§ Raw records:
..........
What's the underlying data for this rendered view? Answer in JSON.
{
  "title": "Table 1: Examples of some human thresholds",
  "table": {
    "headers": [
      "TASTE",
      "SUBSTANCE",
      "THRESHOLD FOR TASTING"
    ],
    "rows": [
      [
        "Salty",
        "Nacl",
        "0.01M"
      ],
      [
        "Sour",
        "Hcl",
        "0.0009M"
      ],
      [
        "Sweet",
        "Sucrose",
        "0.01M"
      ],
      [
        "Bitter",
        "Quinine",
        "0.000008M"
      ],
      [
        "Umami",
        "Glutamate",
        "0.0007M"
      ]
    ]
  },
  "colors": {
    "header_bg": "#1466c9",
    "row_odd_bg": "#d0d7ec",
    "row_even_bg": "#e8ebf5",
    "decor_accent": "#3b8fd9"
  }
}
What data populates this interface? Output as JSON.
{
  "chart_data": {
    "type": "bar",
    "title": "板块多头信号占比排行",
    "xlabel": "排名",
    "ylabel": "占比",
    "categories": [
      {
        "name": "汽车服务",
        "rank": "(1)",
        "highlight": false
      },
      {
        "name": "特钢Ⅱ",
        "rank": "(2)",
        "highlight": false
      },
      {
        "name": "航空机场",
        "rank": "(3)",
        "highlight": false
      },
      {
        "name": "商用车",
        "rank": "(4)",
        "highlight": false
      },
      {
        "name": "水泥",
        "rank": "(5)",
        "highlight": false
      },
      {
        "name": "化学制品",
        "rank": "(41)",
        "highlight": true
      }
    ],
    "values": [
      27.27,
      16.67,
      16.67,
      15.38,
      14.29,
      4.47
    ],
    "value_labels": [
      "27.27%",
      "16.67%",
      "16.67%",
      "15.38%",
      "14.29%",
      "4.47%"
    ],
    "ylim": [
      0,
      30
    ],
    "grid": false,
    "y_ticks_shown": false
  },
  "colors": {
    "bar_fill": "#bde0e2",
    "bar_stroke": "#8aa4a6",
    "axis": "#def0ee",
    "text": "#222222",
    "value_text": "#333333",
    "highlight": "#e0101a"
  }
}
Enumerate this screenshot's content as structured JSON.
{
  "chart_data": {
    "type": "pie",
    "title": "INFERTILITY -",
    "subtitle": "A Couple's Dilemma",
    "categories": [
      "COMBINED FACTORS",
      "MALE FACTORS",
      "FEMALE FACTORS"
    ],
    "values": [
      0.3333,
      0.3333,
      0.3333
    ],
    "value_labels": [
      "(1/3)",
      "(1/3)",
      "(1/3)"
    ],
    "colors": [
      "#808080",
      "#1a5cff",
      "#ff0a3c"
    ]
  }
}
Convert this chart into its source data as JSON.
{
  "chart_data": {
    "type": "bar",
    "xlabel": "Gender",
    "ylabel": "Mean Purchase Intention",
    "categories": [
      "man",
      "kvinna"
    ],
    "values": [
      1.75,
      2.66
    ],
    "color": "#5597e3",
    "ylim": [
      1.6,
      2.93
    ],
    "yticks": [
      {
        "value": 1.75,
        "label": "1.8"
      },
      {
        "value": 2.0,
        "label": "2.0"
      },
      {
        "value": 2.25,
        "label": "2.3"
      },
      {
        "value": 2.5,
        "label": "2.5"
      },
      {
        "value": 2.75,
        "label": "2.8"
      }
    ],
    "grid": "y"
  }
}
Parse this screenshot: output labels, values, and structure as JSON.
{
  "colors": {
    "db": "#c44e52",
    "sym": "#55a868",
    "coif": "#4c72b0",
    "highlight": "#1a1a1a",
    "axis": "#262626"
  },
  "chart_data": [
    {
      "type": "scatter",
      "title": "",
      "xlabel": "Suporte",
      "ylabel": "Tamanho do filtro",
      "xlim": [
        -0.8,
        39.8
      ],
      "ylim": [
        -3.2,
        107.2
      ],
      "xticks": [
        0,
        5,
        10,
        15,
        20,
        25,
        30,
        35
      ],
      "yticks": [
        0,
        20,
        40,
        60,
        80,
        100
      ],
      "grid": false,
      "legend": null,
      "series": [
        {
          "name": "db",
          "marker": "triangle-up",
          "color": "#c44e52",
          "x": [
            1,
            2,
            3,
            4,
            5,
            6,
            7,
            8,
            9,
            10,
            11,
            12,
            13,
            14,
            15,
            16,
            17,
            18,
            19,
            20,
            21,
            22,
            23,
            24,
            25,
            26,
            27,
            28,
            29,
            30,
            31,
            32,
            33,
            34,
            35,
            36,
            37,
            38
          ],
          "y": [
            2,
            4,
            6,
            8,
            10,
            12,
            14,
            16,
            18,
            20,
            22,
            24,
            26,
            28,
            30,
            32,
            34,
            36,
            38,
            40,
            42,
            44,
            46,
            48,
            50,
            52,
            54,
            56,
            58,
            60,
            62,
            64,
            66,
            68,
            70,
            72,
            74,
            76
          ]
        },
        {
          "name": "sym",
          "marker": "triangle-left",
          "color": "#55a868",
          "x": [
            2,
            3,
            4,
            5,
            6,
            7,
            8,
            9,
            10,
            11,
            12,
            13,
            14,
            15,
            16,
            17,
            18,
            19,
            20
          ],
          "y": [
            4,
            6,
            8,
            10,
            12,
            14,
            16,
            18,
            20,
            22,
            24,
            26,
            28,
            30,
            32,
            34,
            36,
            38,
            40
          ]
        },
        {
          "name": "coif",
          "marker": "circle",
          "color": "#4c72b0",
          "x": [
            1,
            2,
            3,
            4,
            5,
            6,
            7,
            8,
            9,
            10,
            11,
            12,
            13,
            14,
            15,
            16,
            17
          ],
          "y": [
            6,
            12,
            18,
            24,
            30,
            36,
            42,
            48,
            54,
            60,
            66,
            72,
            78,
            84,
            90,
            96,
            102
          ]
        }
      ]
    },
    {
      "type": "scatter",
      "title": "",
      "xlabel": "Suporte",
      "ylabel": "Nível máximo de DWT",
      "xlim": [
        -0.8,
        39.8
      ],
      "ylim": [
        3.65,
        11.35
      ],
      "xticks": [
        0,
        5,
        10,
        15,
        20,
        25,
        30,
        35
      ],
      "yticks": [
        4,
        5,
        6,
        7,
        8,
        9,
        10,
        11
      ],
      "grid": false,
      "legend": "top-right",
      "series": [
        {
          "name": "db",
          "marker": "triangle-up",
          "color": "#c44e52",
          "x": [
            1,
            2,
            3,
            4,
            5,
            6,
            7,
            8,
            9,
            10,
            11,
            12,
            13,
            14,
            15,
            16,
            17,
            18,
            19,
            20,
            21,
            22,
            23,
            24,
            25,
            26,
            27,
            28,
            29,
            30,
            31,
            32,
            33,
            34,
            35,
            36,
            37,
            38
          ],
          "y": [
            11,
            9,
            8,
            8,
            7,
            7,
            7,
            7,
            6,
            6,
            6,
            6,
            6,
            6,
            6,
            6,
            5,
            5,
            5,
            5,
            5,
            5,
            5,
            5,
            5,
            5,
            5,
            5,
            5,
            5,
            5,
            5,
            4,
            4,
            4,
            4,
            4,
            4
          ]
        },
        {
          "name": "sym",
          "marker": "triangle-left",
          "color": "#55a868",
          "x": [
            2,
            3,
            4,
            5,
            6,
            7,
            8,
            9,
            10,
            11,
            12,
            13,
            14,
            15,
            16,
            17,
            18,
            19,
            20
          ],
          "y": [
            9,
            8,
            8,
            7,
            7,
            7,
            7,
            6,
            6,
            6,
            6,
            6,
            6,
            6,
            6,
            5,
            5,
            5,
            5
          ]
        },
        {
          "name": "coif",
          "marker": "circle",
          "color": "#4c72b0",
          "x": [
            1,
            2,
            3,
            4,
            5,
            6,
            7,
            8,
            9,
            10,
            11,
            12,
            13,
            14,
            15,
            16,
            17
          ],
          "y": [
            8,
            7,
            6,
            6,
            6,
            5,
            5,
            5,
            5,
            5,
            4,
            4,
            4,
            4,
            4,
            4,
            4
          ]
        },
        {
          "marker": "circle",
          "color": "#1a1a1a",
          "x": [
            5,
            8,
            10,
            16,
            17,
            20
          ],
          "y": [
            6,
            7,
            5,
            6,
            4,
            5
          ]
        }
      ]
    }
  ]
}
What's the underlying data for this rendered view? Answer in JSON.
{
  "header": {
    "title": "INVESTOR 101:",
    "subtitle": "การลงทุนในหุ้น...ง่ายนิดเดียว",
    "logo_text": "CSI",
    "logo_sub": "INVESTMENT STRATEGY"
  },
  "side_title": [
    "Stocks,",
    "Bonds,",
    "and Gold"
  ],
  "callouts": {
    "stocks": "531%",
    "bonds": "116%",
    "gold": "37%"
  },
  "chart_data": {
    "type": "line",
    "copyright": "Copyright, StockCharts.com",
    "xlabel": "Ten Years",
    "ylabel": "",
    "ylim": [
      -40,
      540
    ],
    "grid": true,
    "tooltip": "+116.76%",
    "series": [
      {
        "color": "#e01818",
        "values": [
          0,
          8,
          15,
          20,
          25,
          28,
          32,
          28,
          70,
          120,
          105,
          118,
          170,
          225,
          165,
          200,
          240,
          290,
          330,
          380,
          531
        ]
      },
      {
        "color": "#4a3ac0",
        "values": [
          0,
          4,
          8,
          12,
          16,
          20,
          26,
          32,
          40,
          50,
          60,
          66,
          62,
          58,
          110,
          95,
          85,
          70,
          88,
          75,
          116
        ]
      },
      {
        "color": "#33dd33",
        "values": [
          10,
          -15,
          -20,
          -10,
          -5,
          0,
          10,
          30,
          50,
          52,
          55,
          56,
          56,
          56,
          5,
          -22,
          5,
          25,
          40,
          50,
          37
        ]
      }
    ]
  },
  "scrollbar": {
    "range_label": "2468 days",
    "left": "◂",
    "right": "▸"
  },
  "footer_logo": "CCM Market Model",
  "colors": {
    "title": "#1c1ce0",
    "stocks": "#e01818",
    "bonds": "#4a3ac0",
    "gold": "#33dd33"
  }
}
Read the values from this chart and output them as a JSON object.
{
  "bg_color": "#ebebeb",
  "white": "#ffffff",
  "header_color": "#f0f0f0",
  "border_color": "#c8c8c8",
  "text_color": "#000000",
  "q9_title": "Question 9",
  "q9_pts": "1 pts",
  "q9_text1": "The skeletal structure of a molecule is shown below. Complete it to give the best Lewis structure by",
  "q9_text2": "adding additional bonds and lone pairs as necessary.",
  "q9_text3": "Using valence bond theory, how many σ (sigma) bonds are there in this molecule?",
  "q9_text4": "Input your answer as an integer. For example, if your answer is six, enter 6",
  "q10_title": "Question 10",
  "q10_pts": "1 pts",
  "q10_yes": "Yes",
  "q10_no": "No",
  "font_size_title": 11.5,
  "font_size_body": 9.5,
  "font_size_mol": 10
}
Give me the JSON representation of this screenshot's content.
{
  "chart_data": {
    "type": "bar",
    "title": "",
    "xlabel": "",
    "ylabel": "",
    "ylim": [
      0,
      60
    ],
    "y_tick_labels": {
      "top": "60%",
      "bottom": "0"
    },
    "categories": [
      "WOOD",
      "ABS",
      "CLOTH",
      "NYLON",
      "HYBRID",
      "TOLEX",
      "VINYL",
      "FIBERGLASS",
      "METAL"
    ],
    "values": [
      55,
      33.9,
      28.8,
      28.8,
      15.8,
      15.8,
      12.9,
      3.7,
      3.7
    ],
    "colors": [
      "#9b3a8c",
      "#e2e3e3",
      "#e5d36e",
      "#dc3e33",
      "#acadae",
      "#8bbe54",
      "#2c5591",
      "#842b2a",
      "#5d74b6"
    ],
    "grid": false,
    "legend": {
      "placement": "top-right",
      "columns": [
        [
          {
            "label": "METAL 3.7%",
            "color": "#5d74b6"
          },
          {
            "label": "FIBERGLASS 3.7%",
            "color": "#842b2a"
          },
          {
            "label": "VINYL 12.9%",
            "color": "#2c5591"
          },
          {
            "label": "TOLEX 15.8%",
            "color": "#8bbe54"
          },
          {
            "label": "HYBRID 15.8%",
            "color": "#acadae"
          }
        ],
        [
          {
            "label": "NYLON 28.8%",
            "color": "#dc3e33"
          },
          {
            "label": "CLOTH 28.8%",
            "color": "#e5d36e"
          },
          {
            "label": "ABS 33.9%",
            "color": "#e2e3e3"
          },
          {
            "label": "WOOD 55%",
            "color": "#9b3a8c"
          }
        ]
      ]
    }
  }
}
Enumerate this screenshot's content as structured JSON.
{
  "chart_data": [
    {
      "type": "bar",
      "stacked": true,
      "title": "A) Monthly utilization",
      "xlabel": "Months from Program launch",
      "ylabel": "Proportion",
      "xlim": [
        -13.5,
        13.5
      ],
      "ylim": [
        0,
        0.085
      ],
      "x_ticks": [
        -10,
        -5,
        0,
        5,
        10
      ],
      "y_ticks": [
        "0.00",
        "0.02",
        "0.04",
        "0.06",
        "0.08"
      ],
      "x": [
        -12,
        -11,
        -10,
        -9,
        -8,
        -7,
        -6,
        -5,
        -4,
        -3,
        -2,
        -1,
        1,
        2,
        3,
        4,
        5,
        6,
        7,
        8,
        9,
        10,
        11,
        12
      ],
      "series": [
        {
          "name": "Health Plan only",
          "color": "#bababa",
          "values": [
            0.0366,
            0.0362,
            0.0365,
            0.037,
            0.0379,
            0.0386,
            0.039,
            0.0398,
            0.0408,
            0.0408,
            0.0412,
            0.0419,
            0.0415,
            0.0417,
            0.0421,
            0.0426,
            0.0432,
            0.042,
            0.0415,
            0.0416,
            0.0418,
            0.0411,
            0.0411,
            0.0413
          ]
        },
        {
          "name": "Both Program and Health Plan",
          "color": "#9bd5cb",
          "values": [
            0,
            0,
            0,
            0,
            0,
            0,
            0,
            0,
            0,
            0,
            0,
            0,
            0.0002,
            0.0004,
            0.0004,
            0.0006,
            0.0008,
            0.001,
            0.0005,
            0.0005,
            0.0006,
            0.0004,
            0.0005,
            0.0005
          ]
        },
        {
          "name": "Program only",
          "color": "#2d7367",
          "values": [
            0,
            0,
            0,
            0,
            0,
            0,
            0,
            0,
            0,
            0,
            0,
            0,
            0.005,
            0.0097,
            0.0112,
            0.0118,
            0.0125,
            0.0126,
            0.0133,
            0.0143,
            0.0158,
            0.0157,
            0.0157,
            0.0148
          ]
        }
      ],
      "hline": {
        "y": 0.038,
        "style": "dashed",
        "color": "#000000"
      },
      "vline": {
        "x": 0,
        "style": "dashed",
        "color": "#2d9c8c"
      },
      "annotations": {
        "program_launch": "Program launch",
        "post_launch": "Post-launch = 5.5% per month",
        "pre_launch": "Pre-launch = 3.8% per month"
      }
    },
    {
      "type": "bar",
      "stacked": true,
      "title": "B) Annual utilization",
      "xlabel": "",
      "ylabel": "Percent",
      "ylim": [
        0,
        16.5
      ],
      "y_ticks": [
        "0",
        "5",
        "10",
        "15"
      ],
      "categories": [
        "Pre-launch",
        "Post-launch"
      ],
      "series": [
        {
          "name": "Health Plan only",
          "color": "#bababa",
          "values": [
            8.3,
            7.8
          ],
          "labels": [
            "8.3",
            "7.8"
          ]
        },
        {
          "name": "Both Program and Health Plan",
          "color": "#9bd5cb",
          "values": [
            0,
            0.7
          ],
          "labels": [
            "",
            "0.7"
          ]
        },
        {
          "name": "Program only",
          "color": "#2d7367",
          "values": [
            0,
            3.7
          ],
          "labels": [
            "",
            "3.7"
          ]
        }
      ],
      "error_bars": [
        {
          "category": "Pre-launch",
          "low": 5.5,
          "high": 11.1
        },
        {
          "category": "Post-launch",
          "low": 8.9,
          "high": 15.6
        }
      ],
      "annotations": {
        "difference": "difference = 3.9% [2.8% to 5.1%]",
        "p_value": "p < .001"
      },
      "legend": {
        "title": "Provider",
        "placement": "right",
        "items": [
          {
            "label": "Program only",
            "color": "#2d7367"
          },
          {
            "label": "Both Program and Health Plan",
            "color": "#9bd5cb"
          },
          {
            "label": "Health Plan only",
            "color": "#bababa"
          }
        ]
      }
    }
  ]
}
..........
§ Problem statement: Copy each line of the data that contains the word "legend".

§ Reply to the task:
      "legend": null,
      "legend": "top-right",
    "legend": {
      "legend": {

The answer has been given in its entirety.